_Exercise prompt_.
Go through the listing beneath this task and return every line that carries the string "source".

(Dataset listings of figures)
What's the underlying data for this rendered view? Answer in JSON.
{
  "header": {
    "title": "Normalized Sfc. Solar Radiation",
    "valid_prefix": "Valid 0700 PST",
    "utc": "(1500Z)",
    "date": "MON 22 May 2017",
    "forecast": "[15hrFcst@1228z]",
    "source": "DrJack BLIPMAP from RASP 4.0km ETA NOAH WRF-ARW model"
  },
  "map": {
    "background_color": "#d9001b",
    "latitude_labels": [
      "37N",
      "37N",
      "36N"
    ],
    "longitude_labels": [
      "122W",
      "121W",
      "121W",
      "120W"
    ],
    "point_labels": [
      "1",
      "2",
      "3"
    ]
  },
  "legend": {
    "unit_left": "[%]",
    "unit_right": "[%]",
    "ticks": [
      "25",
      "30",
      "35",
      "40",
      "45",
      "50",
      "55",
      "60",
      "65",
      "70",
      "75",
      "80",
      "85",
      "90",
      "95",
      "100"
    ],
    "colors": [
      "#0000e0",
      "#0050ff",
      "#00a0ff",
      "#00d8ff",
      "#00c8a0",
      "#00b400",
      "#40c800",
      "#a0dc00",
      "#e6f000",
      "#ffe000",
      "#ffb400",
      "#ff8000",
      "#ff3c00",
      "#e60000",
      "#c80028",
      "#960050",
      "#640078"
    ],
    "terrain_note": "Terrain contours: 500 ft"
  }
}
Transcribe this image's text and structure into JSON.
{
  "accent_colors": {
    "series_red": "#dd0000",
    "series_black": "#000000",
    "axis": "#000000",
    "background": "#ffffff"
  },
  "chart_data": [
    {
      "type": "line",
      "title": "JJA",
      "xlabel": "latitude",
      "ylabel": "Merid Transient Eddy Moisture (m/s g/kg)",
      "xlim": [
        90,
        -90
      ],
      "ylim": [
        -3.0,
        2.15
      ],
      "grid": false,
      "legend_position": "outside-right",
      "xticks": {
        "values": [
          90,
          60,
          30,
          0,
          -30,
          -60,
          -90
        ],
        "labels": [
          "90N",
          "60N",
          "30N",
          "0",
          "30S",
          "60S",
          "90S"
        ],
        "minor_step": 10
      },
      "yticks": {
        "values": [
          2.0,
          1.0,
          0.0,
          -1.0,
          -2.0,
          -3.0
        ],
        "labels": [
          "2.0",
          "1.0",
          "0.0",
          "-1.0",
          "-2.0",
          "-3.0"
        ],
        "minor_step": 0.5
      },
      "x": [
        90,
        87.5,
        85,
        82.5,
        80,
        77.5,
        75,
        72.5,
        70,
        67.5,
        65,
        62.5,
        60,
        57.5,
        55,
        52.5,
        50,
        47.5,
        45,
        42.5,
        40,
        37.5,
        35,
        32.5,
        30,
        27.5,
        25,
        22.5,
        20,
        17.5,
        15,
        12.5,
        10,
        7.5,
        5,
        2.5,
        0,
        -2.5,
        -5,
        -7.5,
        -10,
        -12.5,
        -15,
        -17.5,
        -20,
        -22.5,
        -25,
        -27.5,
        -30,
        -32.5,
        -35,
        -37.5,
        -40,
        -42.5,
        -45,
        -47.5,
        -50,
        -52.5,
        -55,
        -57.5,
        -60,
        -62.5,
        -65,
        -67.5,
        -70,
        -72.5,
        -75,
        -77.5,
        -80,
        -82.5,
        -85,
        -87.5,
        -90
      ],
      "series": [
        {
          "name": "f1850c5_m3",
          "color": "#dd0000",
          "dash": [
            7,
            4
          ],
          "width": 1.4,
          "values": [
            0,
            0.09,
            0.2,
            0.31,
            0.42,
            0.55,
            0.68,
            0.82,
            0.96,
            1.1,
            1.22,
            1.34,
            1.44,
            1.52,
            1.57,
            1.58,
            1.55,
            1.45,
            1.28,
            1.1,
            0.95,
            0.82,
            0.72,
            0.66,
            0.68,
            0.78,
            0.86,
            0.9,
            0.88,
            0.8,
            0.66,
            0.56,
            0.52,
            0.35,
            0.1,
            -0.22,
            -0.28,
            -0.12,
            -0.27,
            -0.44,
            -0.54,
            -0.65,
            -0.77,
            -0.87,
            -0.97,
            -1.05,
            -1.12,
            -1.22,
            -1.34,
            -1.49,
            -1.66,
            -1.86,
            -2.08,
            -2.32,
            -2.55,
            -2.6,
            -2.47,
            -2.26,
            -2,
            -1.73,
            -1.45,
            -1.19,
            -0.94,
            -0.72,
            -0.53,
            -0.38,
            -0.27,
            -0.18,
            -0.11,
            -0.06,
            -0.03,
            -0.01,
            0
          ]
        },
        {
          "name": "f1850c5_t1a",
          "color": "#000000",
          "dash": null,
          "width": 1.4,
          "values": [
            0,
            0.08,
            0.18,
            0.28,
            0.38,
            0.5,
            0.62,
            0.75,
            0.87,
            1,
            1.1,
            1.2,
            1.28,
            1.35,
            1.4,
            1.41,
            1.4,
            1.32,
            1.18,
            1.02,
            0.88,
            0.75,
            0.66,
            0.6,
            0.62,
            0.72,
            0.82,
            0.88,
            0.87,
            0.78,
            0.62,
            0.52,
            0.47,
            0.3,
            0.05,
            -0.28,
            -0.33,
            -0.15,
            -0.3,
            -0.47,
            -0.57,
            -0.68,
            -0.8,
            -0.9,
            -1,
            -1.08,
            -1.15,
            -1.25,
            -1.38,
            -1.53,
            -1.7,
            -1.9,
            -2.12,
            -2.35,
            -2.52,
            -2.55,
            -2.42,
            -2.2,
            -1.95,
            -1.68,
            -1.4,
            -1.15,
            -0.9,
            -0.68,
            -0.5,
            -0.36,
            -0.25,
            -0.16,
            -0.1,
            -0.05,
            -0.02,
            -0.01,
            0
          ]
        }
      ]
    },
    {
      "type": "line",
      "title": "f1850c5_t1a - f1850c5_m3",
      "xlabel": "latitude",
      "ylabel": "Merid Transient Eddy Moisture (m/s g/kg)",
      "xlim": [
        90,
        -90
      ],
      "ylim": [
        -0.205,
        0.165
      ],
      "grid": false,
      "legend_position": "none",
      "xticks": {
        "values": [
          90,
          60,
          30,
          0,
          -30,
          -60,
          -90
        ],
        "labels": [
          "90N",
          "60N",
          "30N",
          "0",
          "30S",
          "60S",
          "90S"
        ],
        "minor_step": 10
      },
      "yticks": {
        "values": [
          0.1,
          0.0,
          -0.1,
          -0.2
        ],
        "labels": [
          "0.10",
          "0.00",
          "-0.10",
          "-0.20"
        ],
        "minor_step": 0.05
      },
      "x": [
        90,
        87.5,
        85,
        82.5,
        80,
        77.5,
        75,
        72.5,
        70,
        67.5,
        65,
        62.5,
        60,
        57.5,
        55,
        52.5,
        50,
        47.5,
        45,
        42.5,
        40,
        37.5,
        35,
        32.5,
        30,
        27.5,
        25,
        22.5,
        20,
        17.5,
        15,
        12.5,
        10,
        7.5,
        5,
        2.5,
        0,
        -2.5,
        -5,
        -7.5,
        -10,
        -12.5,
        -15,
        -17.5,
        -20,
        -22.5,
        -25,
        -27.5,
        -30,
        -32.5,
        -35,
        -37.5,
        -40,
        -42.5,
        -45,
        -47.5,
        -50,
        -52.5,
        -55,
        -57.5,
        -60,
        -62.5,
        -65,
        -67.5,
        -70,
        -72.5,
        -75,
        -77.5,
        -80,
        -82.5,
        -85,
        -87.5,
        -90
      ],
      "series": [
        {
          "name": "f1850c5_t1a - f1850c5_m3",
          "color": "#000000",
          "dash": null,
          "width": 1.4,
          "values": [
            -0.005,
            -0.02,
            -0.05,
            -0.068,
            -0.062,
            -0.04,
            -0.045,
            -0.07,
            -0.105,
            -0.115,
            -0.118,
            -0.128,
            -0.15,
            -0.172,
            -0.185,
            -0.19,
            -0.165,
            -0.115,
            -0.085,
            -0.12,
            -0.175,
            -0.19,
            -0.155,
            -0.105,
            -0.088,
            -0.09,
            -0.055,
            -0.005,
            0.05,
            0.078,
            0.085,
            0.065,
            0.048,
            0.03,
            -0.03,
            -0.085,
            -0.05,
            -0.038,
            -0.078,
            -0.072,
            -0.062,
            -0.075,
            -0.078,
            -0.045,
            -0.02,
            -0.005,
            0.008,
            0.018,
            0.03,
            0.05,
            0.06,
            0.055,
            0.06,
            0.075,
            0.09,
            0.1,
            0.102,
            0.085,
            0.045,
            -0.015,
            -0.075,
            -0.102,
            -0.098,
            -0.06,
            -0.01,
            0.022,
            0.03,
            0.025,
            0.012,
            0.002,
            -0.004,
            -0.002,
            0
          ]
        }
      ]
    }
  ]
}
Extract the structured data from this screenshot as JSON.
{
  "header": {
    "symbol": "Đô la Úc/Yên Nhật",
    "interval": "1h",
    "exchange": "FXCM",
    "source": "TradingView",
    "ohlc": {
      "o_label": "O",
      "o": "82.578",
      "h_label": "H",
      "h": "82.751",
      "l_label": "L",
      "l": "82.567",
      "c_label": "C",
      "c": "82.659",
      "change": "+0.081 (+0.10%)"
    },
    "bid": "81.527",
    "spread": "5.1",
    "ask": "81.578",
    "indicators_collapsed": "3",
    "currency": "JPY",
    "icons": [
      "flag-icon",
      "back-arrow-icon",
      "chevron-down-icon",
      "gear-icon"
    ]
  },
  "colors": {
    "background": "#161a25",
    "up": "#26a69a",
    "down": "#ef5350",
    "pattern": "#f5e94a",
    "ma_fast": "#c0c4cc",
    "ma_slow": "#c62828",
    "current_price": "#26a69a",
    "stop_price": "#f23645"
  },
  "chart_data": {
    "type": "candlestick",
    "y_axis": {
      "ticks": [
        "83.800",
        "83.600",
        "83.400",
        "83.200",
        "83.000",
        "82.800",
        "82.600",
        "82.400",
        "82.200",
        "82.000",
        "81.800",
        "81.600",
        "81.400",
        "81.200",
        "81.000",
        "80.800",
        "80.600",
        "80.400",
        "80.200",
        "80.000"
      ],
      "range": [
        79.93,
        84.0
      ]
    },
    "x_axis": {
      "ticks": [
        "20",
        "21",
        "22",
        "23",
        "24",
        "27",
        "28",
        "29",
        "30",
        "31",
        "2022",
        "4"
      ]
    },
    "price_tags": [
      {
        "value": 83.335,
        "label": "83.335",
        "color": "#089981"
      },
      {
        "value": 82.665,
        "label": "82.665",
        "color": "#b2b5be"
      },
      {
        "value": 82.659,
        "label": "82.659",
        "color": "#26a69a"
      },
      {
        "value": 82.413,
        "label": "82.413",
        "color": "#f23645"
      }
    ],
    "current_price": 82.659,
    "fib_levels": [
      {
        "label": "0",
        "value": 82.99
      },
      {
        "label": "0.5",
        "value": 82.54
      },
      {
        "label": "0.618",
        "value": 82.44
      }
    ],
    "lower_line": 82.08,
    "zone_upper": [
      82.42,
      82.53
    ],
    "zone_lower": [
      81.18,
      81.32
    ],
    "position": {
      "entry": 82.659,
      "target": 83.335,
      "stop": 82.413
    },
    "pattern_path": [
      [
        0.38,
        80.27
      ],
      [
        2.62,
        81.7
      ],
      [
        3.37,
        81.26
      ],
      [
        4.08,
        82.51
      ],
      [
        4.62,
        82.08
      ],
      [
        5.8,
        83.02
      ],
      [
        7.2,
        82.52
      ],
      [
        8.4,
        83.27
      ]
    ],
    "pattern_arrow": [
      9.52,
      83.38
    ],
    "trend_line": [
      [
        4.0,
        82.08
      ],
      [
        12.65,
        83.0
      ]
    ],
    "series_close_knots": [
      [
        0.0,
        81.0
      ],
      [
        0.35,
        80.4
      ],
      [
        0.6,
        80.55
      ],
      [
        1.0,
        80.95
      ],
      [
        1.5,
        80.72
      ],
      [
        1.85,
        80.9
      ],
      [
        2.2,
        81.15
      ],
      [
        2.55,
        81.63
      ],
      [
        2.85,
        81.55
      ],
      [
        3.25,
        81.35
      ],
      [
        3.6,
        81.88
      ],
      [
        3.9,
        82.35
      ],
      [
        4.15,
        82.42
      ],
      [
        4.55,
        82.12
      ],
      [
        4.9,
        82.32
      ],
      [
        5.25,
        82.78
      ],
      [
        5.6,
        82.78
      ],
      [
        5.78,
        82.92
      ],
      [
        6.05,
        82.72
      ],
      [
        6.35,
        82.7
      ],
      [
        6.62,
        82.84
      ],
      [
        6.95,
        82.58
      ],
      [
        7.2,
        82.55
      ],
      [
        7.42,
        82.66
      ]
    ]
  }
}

_Exercise output_.
    "source": "DrJack BLIPMAP from RASP 4.0km ETA NOAH WRF-ARW model"
    "source": "TradingView",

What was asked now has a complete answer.